(Stored records)

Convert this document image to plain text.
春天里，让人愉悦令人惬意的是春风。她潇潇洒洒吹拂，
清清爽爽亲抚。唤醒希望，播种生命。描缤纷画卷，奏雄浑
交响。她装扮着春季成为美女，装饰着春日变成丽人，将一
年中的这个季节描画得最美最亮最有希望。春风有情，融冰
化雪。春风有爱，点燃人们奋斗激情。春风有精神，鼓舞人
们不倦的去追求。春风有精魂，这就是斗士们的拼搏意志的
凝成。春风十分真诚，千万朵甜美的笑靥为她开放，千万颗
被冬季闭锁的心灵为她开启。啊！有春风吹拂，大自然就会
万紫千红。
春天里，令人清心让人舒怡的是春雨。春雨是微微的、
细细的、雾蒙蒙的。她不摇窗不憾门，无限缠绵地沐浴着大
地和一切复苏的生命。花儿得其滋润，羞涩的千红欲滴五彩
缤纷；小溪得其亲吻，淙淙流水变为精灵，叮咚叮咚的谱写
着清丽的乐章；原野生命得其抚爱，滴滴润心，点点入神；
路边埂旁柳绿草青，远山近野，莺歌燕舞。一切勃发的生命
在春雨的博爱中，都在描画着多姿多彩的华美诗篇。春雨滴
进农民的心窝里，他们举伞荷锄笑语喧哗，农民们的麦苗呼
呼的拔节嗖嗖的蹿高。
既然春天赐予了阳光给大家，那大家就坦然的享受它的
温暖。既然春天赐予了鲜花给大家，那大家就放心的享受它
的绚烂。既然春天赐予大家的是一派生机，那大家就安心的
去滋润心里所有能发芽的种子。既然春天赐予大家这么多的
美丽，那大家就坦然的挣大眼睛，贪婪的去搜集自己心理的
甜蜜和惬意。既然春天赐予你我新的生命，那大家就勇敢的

### The exercise
Please set down all the data word for word.

### Complete output
Convert this document image to plain text.
春天里，让人愉悦令人惬意的是春风。她潇潇洒洒吹拂，
清清爽爽亲抚。唤醒希望，播种生命。描缤纷画卷，奏雄浑
交响。她装扮着春季成为美女，装饰着春日变成丽人，将一
年中的这个季节描画得最美最亮最有希望。春风有情，融冰
化雪。春风有爱，点燃人们奋斗激情。春风有精神，鼓舞人
们不倦的去追求。春风有精魂，这就是斗士们的拼搏意志的
凝成。春风十分真诚，千万朵甜美的笑靥为她开放，千万颗
被冬季闭锁的心灵为她开启。啊！有春风吹拂，大自然就会
万紫千红。
春天里，令人清心让人舒怡的是春雨。春雨是微微的、
细细的、雾蒙蒙的。她不摇窗不憾门，无限缠绵地沐浴着大
地和一切复苏的生命。花儿得其滋润，羞涩的千红欲滴五彩
缤纷；小溪得其亲吻，淙淙流水变为精灵，叮咚叮咚的谱写
着清丽的乐章；原野生命得其抚爱，滴滴润心，点点入神；
路边埂旁柳绿草青，远山近野，莺歌燕舞。一切勃发的生命
在春雨的博爱中，都在描画着多姿多彩的华美诗篇。春雨滴
进农民的心窝里，他们举伞荷锄笑语喧哗，农民们的麦苗呼
呼的拔节嗖嗖的蹿高。
既然春天赐予了阳光给大家，那大家就坦然的享受它的
温暖。既然春天赐予了鲜花给大家，那大家就放心的享受它
的绚烂。既然春天赐予大家的是一派生机，那大家就安心的
去滋润心里所有能发芽的种子。既然春天赐予大家这么多的
美丽，那大家就坦然的挣大眼睛，贪婪的去搜集自己心理的
甜蜜和惬意。既然春天赐予你我新的生命，那大家就勇敢的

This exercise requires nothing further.